Task objective:
Please transcribe the listing below in full and word for word, without its pictures.

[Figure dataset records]
** Begin **

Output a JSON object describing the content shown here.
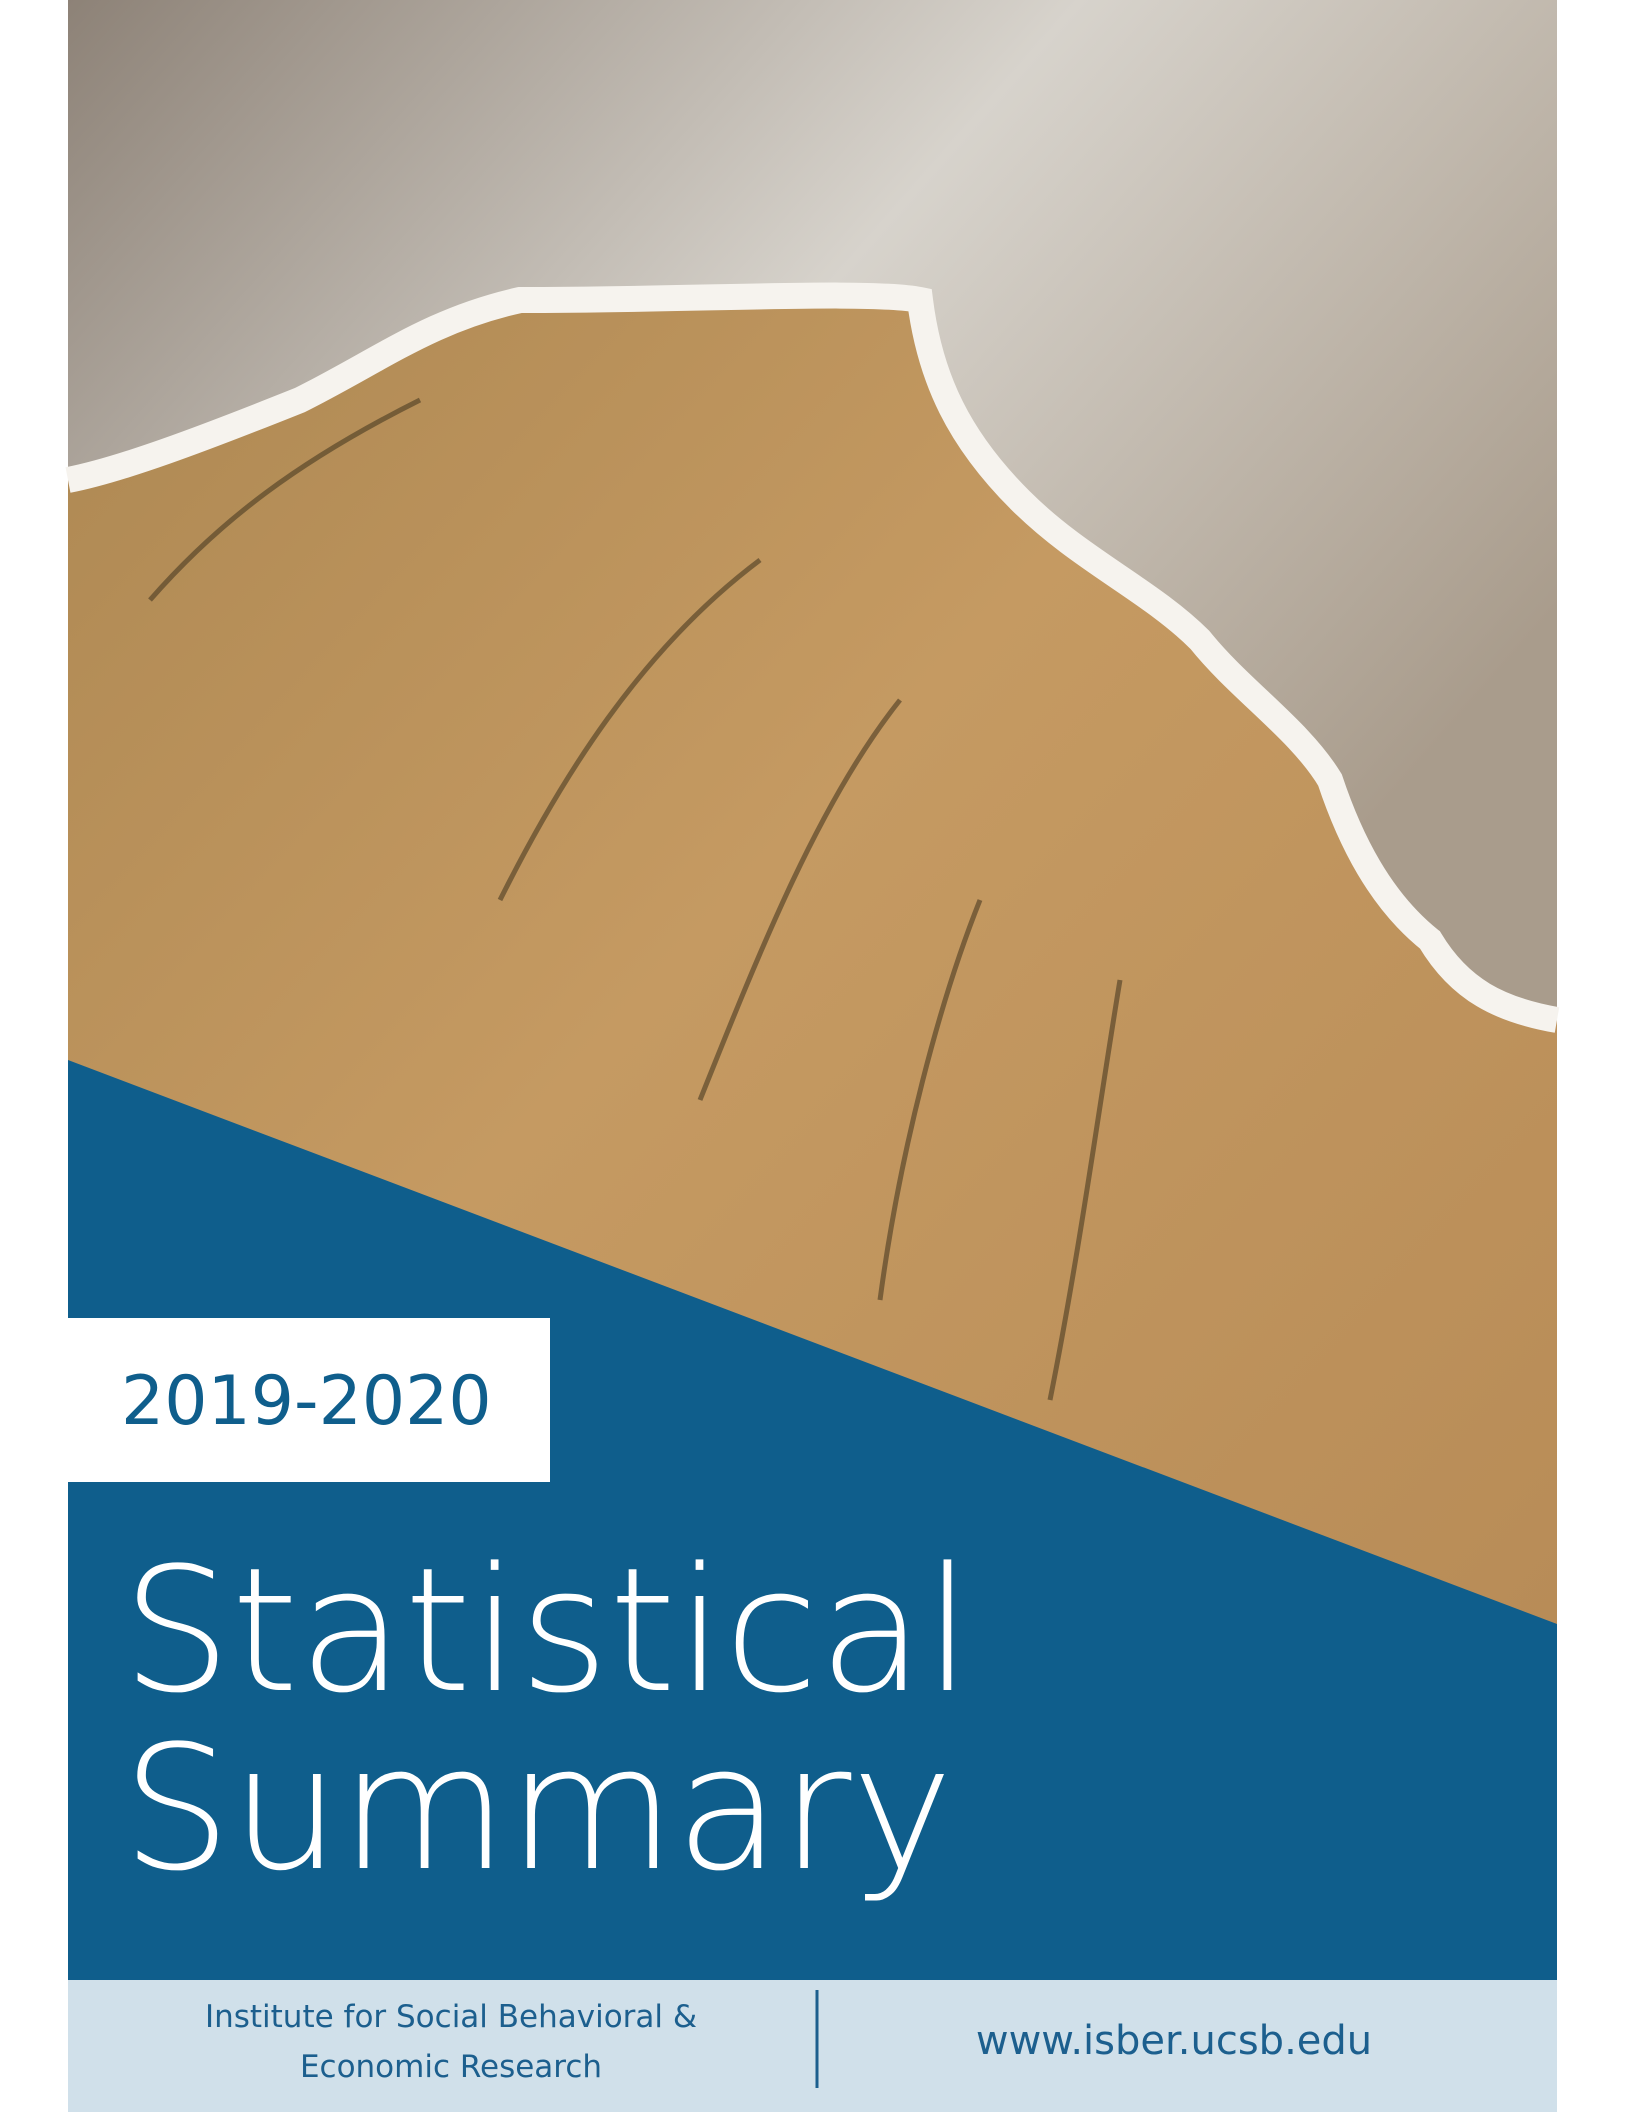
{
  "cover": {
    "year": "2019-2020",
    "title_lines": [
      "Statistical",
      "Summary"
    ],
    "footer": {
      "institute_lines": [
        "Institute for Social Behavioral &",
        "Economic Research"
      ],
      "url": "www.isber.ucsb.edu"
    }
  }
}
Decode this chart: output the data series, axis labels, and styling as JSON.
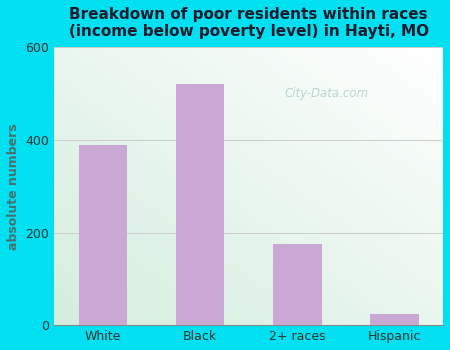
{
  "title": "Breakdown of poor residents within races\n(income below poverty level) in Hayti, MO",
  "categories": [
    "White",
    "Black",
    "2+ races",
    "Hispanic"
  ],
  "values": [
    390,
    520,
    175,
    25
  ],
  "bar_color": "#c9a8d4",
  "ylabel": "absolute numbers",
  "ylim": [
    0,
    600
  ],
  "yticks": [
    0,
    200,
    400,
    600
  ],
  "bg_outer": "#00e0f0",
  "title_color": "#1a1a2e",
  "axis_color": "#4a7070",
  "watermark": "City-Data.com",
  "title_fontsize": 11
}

** End **

Reply to the exercise:
Output a JSON object describing the content shown here.
{
  "cover": {
    "year": "2019-2020",
    "title_lines": [
      "Statistical",
      "Summary"
    ],
    "footer": {
      "institute_lines": [
        "Institute for Social Behavioral &",
        "Economic Research"
      ],
      "url": "www.isber.ucsb.edu"
    }
  }
}
Decode this chart: output the data series, axis labels, and styling as JSON.
{
  "title": "Breakdown of poor residents within races\n(income below poverty level) in Hayti, MO",
  "categories": [
    "White",
    "Black",
    "2+ races",
    "Hispanic"
  ],
  "values": [
    390,
    520,
    175,
    25
  ],
  "bar_color": "#c9a8d4",
  "ylabel": "absolute numbers",
  "ylim": [
    0,
    600
  ],
  "yticks": [
    0,
    200,
    400,
    600
  ],
  "bg_outer": "#00e0f0",
  "title_color": "#1a1a2e",
  "axis_color": "#4a7070",
  "watermark": "City-Data.com",
  "title_fontsize": 11
}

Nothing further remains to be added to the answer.